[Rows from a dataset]

:::

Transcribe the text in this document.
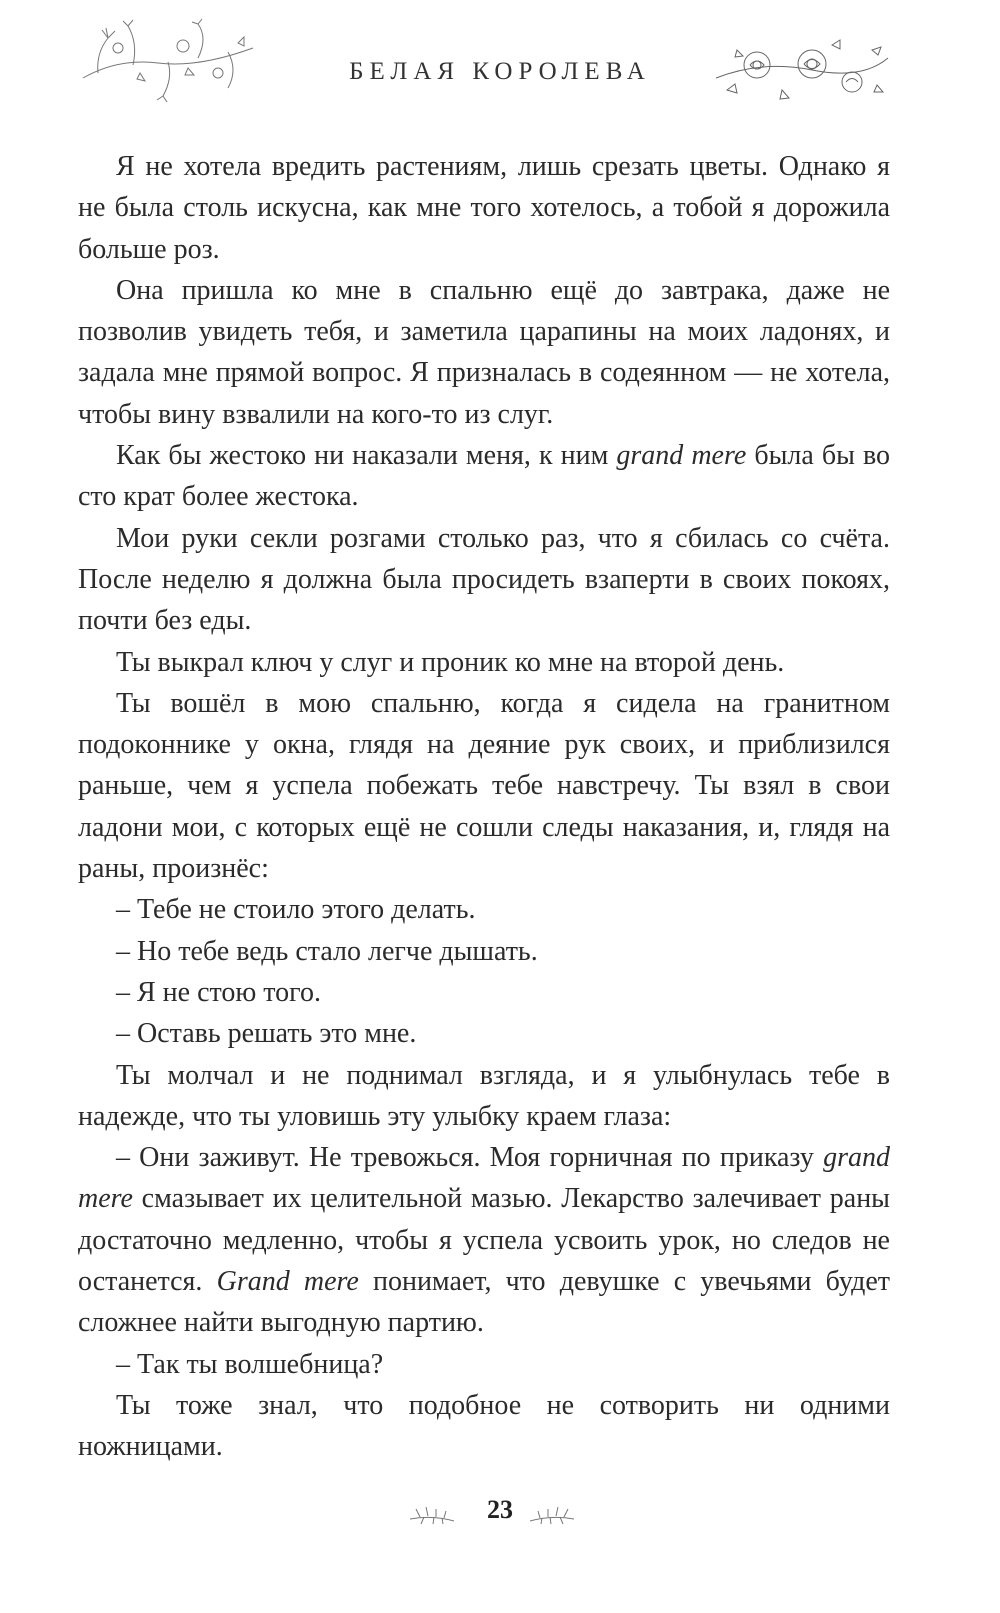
БЕЛАЯ КОРОЛЕВА

Я не хотела вредить растениям, лишь срезать цветы. Однако я не была столь искусна, как мне того хотелось, а тобой я дорожила больше роз.

Она пришла ко мне в спальню ещё до завтрака, даже не позволив увидеть тебя, и заметила царапины на моих ладонях, и задала мне прямой вопрос. Я призналась в содеянном — не хотела, чтобы вину взвалили на кого-то из слуг.

Как бы жестоко ни наказали меня, к ним grand mere была бы во сто крат более жестока.

Мои руки секли розгами столько раз, что я сбилась со счёта. После неделю я должна была просидеть взаперти в своих покоях, почти без еды.

Ты выкрал ключ у слуг и проник ко мне на второй день.

Ты вошёл в мою спальню, когда я сидела на гранитном подоконнике у окна, глядя на деяние рук своих, и приблизился раньше, чем я успела побежать тебе навстречу. Ты взял в свои ладони мои, с которых ещё не сошли следы наказания, и, глядя на раны, произнёс:

– Тебе не стоило этого делать.

– Но тебе ведь стало легче дышать.

– Я не стою того.

– Оставь решать это мне.

Ты молчал и не поднимал взгляда, и я улыбнулась тебе в надежде, что ты уловишь эту улыбку краем глаза:

– Они заживут. Не тревожься. Моя горничная по приказу grand mere смазывает их целительной мазью. Лекарство залечивает раны достаточно медленно, чтобы я успела усвоить урок, но следов не останется. Grand mere понимает, что девушке с увечьями будет сложнее найти выгодную партию.

– Так ты волшебница?

Ты тоже знал, что подобное не сотворить ни одними ножницами.

23
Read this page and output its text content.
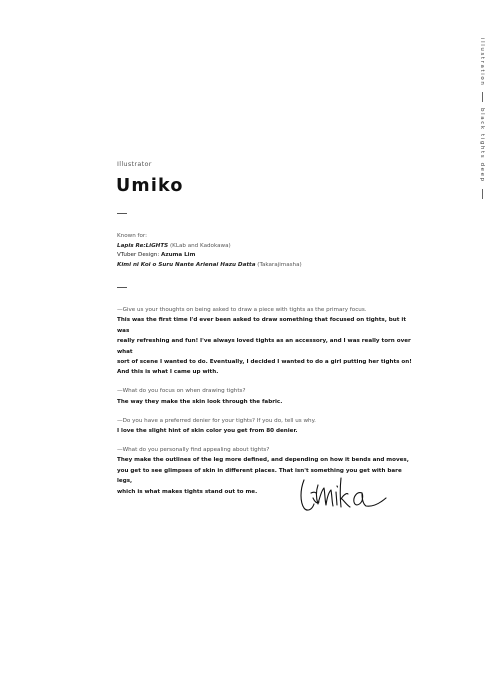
illustration
black tights deep
Illustrator
Umiko
Known for:
Lapis Re:LiGHTS (KLab and Kadokawa)
VTuber Design: Azuma Lim
Kimi ni Koi o Suru Nante Arienai Hazu Datta (Takarajimasha)

—Give us your thoughts on being asked to draw a piece with tights as the primary focus.

This was the first time I'd ever been asked to draw something that focused on tights, but it was
really refreshing and fun! I've always loved tights as an accessory, and I was really torn over what
sort of scene I wanted to do. Eventually, I decided I wanted to do a girl putting her tights on!
And this is what I came up with.

—What do you focus on when drawing tights?

The way they make the skin look through the fabric.

—Do you have a preferred denier for your tights? If you do, tell us why.

I love the slight hint of skin color you get from 80 denier.

—What do you personally find appealing about tights?

They make the outlines of the leg more defined, and depending on how it bends and moves,
you get to see glimpses of skin in different places. That isn't something you get with bare legs,
which is what makes tights stand out to me.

:::

Short problem: Reproduce all of the material above word for word. Omit the pictures.

Solution:
Transcribe the text in this document.
БЕЛАЯ КОРОЛЕВА

Я не хотела вредить растениям, лишь срезать цветы. Однако я не была столь искусна, как мне того хотелось, а тобой я дорожила больше роз.

Она пришла ко мне в спальню ещё до завтрака, даже не позволив увидеть тебя, и заметила царапины на моих ладонях, и задала мне прямой вопрос. Я призналась в содеянном — не хотела, чтобы вину взвалили на кого-то из слуг.

Как бы жестоко ни наказали меня, к ним grand mere была бы во сто крат более жестока.

Мои руки секли розгами столько раз, что я сбилась со счёта. После неделю я должна была просидеть взаперти в своих покоях, почти без еды.

Ты выкрал ключ у слуг и проник ко мне на второй день.

Ты вошёл в мою спальню, когда я сидела на гранитном подоконнике у окна, глядя на деяние рук своих, и приблизился раньше, чем я успела побежать тебе навстречу. Ты взял в свои ладони мои, с которых ещё не сошли следы наказания, и, глядя на раны, произнёс:

– Тебе не стоило этого делать.

– Но тебе ведь стало легче дышать.

– Я не стою того.

– Оставь решать это мне.

Ты молчал и не поднимал взгляда, и я улыбнулась тебе в надежде, что ты уловишь эту улыбку краем глаза:

– Они заживут. Не тревожься. Моя горничная по приказу grand mere смазывает их целительной мазью. Лекарство залечивает раны достаточно медленно, чтобы я успела усвоить урок, но следов не останется. Grand mere понимает, что девушке с увечьями будет сложнее найти выгодную партию.

– Так ты волшебница?

Ты тоже знал, что подобное не сотворить ни одними ножницами.

23
Read this page and output its text content.
illustration
black tights deep
Illustrator
Umiko
Known for:
Lapis Re:LiGHTS (KLab and Kadokawa)
VTuber Design: Azuma Lim
Kimi ni Koi o Suru Nante Arienai Hazu Datta (Takarajimasha)

—Give us your thoughts on being asked to draw a piece with tights as the primary focus.

This was the first time I'd ever been asked to draw something that focused on tights, but it was
really refreshing and fun! I've always loved tights as an accessory, and I was really torn over what
sort of scene I wanted to do. Eventually, I decided I wanted to do a girl putting her tights on!
And this is what I came up with.

—What do you focus on when drawing tights?

The way they make the skin look through the fabric.

—Do you have a preferred denier for your tights? If you do, tell us why.

I love the slight hint of skin color you get from 80 denier.

—What do you personally find appealing about tights?

They make the outlines of the leg more defined, and depending on how it bends and moves,
you get to see glimpses of skin in different places. That isn't something you get with bare legs,
which is what makes tights stand out to me.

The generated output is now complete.